[Records about charts and figures]
%%

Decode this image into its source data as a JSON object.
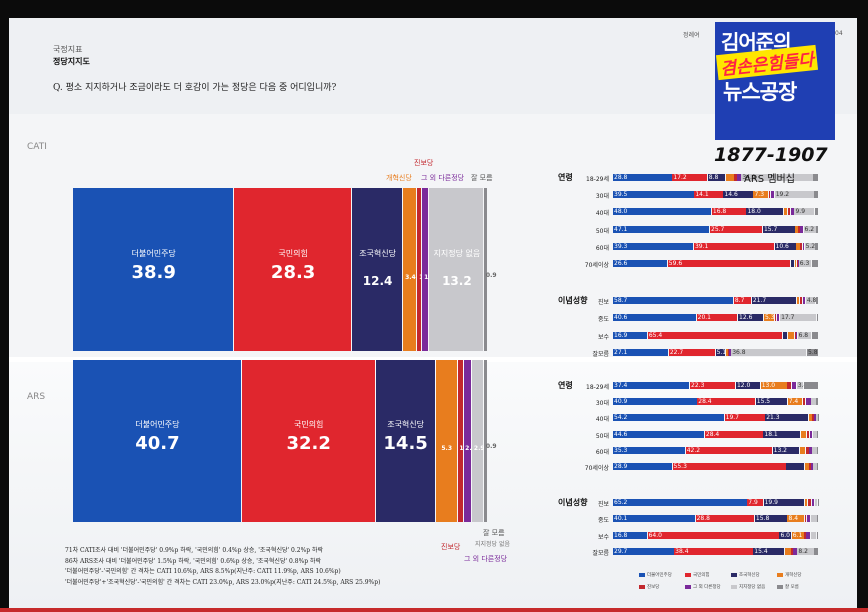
{
  "header": {
    "section": "국정지표",
    "title": "정당지지도",
    "question": "Q. 평소 지지하거나 조금이라도 더 호감이 가는 정당은 다음 중 어디입니까?",
    "right_fragment": "정례여",
    "right_num": "04"
  },
  "overlay": {
    "channel_line1": "김어준의",
    "channel_line2": "겸손은힘들다",
    "channel_line3": "뉴스공장",
    "range": "1877-1907",
    "ars_member": "ARS 멤버십"
  },
  "colors": {
    "democratic": "#1a52b4",
    "ppp": "#e0262e",
    "rebuilding": "#2a2a66",
    "reform": "#e87d1e",
    "progressive": "#c2282e",
    "other": "#7a2a9a",
    "none": "#c8c8cc",
    "dontknow": "#8a8a8e"
  },
  "chart_data": [
    {
      "type": "bar",
      "subtype": "stacked-100",
      "name": "CATI",
      "title": "CATI",
      "categories": [
        "더불어민주당",
        "국민의힘",
        "조국혁신당",
        "개혁신당",
        "진보당",
        "그 외 다른정당",
        "지지정당 없음",
        "잘 모름"
      ],
      "values": [
        38.9,
        28.3,
        12.4,
        3.4,
        1.2,
        1.7,
        13.2,
        0.9
      ],
      "value_labels": [
        "38.9",
        "28.3",
        "12.4",
        "3.4",
        "1.2",
        "1.7",
        "13.2",
        "0.9"
      ]
    },
    {
      "type": "bar",
      "subtype": "stacked-100",
      "name": "ARS",
      "title": "ARS",
      "categories": [
        "더불어민주당",
        "국민의힘",
        "조국혁신당",
        "개혁신당",
        "진보당",
        "그 외 다른정당",
        "지지정당 없음",
        "잘 모름"
      ],
      "values": [
        40.7,
        32.2,
        14.5,
        5.3,
        1.4,
        2.1,
        2.9,
        0.9
      ],
      "value_labels": [
        "40.7",
        "32.2",
        "14.5",
        "5.3",
        "1.4",
        "2.1",
        "2.9",
        "0.9"
      ]
    },
    {
      "type": "bar",
      "subtype": "stacked-100-horizontal",
      "name": "CATI 세부",
      "groups": [
        {
          "title": "연령",
          "rows": [
            {
              "label": "18-29세",
              "values": [
                28.8,
                17.2,
                8.8,
                4.0,
                1.5,
                2.0,
                34.9,
                2.8
              ],
              "labels": [
                "28.8",
                "17.2",
                "8.8",
                "",
                "",
                "",
                "34.9",
                ""
              ]
            },
            {
              "label": "30대",
              "values": [
                39.5,
                14.1,
                14.6,
                7.3,
                1.0,
                2.0,
                19.2,
                2.3
              ],
              "labels": [
                "39.5",
                "14.1",
                "14.6",
                "7.3",
                "",
                "",
                "19.2",
                ""
              ]
            },
            {
              "label": "40대",
              "values": [
                48.0,
                16.8,
                18.0,
                2.0,
                1.5,
                1.8,
                9.9,
                2.0
              ],
              "labels": [
                "48.0",
                "16.8",
                "18.0",
                "",
                "",
                "",
                "9.9",
                ""
              ]
            },
            {
              "label": "50대",
              "values": [
                47.1,
                25.7,
                15.7,
                1.5,
                1.0,
                1.5,
                6.2,
                1.3
              ],
              "labels": [
                "47.1",
                "25.7",
                "15.7",
                "",
                "",
                "",
                "6.2",
                ""
              ]
            },
            {
              "label": "60대",
              "values": [
                39.3,
                39.1,
                10.6,
                2.0,
                1.0,
                1.0,
                5.2,
                1.8
              ],
              "labels": [
                "39.3",
                "39.1",
                "10.6",
                "",
                "",
                "",
                "5.2",
                ""
              ]
            },
            {
              "label": "70세이상",
              "values": [
                26.6,
                59.6,
                2.0,
                1.0,
                0.5,
                0.5,
                6.3,
                3.5
              ],
              "labels": [
                "26.6",
                "59.6",
                "",
                "",
                "",
                "",
                "6.3",
                ""
              ]
            }
          ]
        },
        {
          "title": "이념성향",
          "rows": [
            {
              "label": "진보",
              "values": [
                58.7,
                8.7,
                21.7,
                1.5,
                1.5,
                1.5,
                4.8,
                1.6
              ],
              "labels": [
                "58.7",
                "8.7",
                "21.7",
                "",
                "",
                "",
                "4.8",
                ""
              ]
            },
            {
              "label": "중도",
              "values": [
                40.6,
                20.1,
                12.6,
                5.3,
                1.0,
                1.5,
                17.7,
                1.2
              ],
              "labels": [
                "40.6",
                "20.1",
                "12.6",
                "5.3",
                "",
                "",
                "17.7",
                ""
              ]
            },
            {
              "label": "보수",
              "values": [
                16.9,
                65.4,
                2.5,
                3.5,
                0.5,
                0.8,
                6.8,
                3.6
              ],
              "labels": [
                "16.9",
                "65.4",
                "",
                "",
                "",
                "",
                "6.8",
                ""
              ]
            },
            {
              "label": "잘모름",
              "values": [
                27.1,
                22.7,
                5.1,
                1.0,
                0.5,
                1.0,
                36.8,
                5.8
              ],
              "labels": [
                "27.1",
                "22.7",
                "5.1",
                "",
                "",
                "",
                "36.8",
                "5.8"
              ]
            }
          ]
        }
      ]
    },
    {
      "type": "bar",
      "subtype": "stacked-100-horizontal",
      "name": "ARS 세부",
      "groups": [
        {
          "title": "연령",
          "rows": [
            {
              "label": "18-29세",
              "values": [
                37.4,
                22.3,
                12.0,
                13.0,
                2.0,
                2.5,
                3.4,
                7.4
              ],
              "labels": [
                "37.4",
                "22.3",
                "12.0",
                "13.0",
                "",
                "",
                "3.4",
                ""
              ]
            },
            {
              "label": "30대",
              "values": [
                40.9,
                28.4,
                15.5,
                7.4,
                1.5,
                2.5,
                2.5,
                1.3
              ],
              "labels": [
                "40.9",
                "28.4",
                "15.5",
                "7.4",
                "",
                "",
                "",
                ""
              ]
            },
            {
              "label": "40대",
              "values": [
                54.2,
                19.7,
                21.3,
                1.5,
                1.0,
                1.0,
                1.0,
                0.3
              ],
              "labels": [
                "54.2",
                "19.7",
                "21.3",
                "",
                "",
                "",
                "",
                ""
              ]
            },
            {
              "label": "50대",
              "values": [
                44.6,
                28.4,
                18.1,
                3.0,
                1.5,
                1.5,
                2.0,
                0.9
              ],
              "labels": [
                "44.6",
                "28.4",
                "18.1",
                "",
                "",
                "",
                "",
                ""
              ]
            },
            {
              "label": "60대",
              "values": [
                35.3,
                42.2,
                13.2,
                3.0,
                1.5,
                1.5,
                2.5,
                0.8
              ],
              "labels": [
                "35.3",
                "42.2",
                "13.2",
                "",
                "",
                "",
                "",
                ""
              ]
            },
            {
              "label": "70세이상",
              "values": [
                28.9,
                55.3,
                9.0,
                2.0,
                1.0,
                1.0,
                2.0,
                0.8
              ],
              "labels": [
                "28.9",
                "55.3",
                "",
                "",
                "",
                "",
                "",
                ""
              ]
            }
          ]
        },
        {
          "title": "이념성향",
          "rows": [
            {
              "label": "진보",
              "values": [
                65.2,
                7.9,
                19.9,
                1.5,
                2.0,
                1.5,
                1.5,
                0.5
              ],
              "labels": [
                "65.2",
                "7.9",
                "19.9",
                "",
                "",
                "",
                "",
                ""
              ]
            },
            {
              "label": "중도",
              "values": [
                40.1,
                28.8,
                15.8,
                8.4,
                1.0,
                2.0,
                3.0,
                0.9
              ],
              "labels": [
                "40.1",
                "28.8",
                "15.8",
                "8.4",
                "",
                "",
                "",
                ""
              ]
            },
            {
              "label": "보수",
              "values": [
                16.8,
                64.0,
                6.0,
                6.1,
                1.0,
                2.0,
                3.0,
                1.1
              ],
              "labels": [
                "16.8",
                "64.0",
                "6.0",
                "6.1",
                "",
                "",
                "",
                ""
              ]
            },
            {
              "label": "잘모름",
              "values": [
                29.7,
                38.4,
                15.4,
                3.0,
                1.0,
                2.0,
                8.2,
                2.3
              ],
              "labels": [
                "29.7",
                "38.4",
                "15.4",
                "",
                "",
                "",
                "8.2",
                ""
              ]
            }
          ]
        }
      ]
    }
  ],
  "big_labels": {
    "cati": {
      "democratic": "더불어민주당",
      "ppp": "국민의힘",
      "rebuilding": "조국혁신당",
      "none": "지지정당 없음"
    },
    "ars": {
      "democratic": "더불어민주당",
      "ppp": "국민의힘",
      "rebuilding": "조국혁신당",
      "reform": "개혁 신당"
    }
  },
  "callouts": {
    "progressive": "진보당",
    "reform": "개혁신당",
    "other": "그 외 다른정당",
    "dontknow": "잘 모름",
    "ars_progressive": "진보당",
    "ars_other": "그 외 다른정당",
    "ars_dontknow": "잘 모름",
    "ars_none": "지지정당 없음"
  },
  "notes": [
    "71차 CATI조사 대비 '더불어민주당' 0.9%p 하락, '국민의힘' 0.4%p 상승, '조국혁신당' 0.2%p 하락",
    "86차 ARS조사 대비 '더불어민주당' 1.5%p 하락, '국민의힘' 0.6%p 상승, '조국혁신당' 0.8%p 하락",
    "'더불어민주당'-'국민의힘' 간 격차는 CATI 10.6%p, ARS 8.5%p(지난주: CATI 11.9%p, ARS 10.6%p)",
    "'더불어민주당'+'조국혁신당'-'국민의힘' 간 격차는 CATI 23.0%p, ARS 23.0%p(지난주: CATI 24.5%p, ARS 25.9%p)"
  ],
  "legend": [
    "더불어민주당",
    "국민의힘",
    "조국혁신당",
    "개혁신당",
    "진보당",
    "그 외 다른정당",
    "지지정당 없음",
    "잘 모름"
  ],
  "side_labels": {
    "cati": "CATI",
    "ars": "ARS"
  }
}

%%

- _YOUR GOAL_: Gather all lines from the records above in which "reform" appears.

- _THE REPLY_:
    "reform": "#e87d1e",
      "reform": "개혁 신당"
    "reform": "개혁신당",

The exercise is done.